◆ Input for this task ◆
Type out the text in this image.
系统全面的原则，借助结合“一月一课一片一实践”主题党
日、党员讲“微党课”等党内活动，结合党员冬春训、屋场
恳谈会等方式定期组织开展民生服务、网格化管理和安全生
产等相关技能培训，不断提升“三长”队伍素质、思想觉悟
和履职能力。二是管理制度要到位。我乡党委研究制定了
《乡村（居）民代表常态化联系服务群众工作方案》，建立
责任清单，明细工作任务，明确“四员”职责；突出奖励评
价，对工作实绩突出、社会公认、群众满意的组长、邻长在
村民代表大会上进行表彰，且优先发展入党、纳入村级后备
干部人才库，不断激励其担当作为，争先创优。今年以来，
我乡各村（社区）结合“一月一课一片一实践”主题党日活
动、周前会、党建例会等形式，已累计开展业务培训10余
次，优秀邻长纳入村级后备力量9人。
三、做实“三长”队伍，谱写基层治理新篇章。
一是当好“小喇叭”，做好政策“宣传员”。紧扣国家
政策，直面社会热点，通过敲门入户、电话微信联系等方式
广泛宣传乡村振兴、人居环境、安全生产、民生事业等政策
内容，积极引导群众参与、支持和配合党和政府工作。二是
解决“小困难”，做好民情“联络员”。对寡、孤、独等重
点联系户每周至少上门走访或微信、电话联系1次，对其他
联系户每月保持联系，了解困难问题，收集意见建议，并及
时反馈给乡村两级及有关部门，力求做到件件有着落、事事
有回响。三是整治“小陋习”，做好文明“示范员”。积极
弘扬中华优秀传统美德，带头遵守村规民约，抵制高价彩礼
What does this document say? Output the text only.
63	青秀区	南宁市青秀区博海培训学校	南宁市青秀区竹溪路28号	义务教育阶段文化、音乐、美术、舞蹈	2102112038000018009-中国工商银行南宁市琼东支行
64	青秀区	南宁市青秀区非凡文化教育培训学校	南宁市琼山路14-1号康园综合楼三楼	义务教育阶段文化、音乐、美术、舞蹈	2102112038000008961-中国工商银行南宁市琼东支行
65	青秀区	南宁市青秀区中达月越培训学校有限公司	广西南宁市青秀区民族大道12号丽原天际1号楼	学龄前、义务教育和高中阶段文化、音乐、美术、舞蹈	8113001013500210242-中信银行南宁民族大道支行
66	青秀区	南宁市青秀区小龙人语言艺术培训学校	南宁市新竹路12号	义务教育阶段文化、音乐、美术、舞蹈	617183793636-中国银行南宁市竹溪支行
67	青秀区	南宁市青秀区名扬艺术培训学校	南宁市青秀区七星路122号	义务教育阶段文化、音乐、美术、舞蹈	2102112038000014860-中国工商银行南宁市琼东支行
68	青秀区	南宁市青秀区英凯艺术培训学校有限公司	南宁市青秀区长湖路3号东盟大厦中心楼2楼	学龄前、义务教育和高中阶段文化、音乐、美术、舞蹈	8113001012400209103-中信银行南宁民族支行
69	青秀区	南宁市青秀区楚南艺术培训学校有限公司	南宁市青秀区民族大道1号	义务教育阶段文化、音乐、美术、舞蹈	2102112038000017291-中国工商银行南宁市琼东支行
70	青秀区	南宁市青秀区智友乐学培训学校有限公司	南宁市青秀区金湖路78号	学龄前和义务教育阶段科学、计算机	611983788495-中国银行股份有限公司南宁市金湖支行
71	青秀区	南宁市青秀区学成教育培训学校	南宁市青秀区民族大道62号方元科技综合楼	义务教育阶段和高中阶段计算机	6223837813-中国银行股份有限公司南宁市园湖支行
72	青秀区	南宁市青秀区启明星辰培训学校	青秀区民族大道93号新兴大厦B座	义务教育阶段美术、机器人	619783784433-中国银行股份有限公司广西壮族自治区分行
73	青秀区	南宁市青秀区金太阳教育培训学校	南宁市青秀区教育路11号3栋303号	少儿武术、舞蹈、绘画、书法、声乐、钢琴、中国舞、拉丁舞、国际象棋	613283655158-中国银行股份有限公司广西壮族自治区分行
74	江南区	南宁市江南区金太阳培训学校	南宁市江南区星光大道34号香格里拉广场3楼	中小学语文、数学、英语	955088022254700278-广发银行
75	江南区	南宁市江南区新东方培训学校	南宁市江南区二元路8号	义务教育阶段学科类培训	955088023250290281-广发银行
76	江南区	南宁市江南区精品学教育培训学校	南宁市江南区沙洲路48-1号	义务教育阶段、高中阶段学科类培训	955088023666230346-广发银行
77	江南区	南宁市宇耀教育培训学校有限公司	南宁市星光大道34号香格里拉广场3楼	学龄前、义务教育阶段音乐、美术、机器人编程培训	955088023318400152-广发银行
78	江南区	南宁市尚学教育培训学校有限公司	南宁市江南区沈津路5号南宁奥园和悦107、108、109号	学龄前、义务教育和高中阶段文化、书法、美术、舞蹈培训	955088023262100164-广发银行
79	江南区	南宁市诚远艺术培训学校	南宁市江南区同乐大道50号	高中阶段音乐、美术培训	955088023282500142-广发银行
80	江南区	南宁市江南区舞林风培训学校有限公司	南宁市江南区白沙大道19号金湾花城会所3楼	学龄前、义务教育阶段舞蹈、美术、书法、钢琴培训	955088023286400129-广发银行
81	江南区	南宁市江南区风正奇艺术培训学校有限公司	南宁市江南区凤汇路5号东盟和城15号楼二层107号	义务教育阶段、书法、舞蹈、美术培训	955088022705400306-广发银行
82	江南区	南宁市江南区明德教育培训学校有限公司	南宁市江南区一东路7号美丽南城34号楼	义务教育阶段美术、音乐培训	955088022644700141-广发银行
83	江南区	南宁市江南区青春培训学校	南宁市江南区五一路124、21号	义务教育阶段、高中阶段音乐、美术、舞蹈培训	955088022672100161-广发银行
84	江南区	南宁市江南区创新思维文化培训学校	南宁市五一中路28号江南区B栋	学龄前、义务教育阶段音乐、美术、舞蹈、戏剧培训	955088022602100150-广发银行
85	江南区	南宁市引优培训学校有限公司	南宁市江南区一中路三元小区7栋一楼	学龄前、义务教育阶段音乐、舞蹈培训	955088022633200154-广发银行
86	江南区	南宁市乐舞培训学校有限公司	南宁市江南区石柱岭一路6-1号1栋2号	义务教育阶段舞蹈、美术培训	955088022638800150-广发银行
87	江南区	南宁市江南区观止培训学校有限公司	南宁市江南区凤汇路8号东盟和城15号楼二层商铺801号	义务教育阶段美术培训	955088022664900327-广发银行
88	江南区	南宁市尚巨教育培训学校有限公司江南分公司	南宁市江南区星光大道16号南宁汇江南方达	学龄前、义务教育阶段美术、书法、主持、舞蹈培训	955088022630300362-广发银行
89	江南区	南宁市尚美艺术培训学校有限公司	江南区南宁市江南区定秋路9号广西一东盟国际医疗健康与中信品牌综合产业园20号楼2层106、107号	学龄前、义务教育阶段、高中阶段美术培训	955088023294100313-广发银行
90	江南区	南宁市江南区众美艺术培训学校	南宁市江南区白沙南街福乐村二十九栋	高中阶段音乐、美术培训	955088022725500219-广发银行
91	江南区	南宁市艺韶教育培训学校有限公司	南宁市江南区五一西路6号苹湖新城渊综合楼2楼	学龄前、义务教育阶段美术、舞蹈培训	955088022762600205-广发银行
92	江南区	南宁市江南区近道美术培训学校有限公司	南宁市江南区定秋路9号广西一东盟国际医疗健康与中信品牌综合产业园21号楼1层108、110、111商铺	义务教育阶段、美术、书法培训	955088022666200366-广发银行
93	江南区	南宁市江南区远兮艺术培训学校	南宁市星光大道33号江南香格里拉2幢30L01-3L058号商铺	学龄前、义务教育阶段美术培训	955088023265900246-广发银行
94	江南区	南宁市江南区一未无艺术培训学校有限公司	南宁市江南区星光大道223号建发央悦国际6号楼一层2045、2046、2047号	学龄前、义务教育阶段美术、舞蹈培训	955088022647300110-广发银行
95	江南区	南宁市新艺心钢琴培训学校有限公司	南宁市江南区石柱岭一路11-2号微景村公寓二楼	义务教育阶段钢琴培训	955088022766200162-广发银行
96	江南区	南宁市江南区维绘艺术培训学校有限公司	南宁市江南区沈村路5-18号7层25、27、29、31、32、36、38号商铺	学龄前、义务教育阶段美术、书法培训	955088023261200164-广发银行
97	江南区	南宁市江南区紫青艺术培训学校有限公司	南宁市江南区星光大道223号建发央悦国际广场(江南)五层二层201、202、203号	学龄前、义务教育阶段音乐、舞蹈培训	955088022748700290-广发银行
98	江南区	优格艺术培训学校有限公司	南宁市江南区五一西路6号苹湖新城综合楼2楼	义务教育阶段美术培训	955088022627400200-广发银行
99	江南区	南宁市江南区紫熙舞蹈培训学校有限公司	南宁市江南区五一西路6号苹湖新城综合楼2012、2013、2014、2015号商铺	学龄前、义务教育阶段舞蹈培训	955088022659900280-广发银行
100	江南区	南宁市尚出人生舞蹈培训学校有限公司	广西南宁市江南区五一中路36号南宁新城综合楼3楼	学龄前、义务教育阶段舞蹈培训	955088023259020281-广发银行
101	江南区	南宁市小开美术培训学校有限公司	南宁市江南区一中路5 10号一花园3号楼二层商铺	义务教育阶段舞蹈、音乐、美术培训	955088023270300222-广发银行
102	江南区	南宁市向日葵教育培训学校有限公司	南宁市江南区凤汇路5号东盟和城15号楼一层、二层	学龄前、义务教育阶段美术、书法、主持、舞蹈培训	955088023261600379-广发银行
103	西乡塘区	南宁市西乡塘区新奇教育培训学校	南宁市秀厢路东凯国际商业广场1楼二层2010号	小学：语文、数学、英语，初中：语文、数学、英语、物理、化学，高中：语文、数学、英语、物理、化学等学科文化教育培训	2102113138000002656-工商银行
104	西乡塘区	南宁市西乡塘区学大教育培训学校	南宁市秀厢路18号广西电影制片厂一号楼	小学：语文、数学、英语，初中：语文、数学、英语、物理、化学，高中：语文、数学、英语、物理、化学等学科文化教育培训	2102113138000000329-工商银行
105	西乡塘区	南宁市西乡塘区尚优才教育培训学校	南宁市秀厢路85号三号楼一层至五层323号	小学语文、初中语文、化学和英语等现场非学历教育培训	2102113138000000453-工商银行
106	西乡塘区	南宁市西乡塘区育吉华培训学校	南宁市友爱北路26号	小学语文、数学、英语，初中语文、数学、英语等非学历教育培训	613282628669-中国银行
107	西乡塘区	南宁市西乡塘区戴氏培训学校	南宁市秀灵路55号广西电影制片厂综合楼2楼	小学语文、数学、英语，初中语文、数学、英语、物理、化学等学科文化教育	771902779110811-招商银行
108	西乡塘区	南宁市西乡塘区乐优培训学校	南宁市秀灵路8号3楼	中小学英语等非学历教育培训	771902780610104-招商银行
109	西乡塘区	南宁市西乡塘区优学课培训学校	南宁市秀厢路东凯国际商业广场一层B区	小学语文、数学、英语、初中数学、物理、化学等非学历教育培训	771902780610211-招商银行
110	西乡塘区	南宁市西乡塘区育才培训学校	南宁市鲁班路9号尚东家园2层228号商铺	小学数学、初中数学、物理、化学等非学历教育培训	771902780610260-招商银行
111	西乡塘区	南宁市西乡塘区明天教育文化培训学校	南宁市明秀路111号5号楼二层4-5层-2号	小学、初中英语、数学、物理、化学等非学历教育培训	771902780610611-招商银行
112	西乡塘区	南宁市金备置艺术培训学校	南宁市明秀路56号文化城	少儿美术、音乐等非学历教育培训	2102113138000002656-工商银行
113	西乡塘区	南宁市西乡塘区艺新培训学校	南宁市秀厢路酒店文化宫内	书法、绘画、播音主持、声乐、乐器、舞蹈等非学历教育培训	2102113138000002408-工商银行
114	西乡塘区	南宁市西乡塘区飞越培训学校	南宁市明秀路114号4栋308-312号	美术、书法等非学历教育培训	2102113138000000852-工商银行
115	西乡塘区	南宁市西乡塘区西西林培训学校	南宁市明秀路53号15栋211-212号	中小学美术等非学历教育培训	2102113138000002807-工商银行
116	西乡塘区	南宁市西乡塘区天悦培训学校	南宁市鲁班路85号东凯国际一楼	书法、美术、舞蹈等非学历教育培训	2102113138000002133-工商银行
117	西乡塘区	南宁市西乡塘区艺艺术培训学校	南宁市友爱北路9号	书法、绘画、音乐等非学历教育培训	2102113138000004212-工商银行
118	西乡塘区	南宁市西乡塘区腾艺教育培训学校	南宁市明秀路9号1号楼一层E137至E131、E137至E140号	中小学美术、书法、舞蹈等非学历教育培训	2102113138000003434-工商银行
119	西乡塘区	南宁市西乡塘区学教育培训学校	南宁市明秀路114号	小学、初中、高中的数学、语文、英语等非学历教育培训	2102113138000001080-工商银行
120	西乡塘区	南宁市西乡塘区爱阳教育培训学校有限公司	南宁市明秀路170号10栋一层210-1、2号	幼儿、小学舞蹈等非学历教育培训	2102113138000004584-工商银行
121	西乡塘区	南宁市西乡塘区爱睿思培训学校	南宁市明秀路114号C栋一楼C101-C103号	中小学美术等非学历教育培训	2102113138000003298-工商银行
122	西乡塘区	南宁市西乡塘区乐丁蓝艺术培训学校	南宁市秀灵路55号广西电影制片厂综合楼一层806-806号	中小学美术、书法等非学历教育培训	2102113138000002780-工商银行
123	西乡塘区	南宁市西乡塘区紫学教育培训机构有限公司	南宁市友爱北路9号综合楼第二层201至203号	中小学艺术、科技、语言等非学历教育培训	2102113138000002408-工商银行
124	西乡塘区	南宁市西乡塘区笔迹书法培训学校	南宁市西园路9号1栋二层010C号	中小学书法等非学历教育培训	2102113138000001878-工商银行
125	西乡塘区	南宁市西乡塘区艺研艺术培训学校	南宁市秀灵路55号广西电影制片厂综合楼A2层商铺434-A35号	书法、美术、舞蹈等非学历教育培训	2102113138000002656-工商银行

◆ Exercise directions ◆
Locate the word "初中数学" in the records above, and return each line that has it.

◆ Answer to the exercise ◆
109	西乡塘区	南宁市西乡塘区优学课培训学校	南宁市秀厢路东凯国际商业广场一层B区	小学语文、数学、英语、初中数学、物理、化学等非学历教育培训	771902780610211-招商银行
110	西乡塘区	南宁市西乡塘区育才培训学校	南宁市鲁班路9号尚东家园2层228号商铺	小学数学、初中数学、物理、化学等非学历教育培训	771902780610260-招商银行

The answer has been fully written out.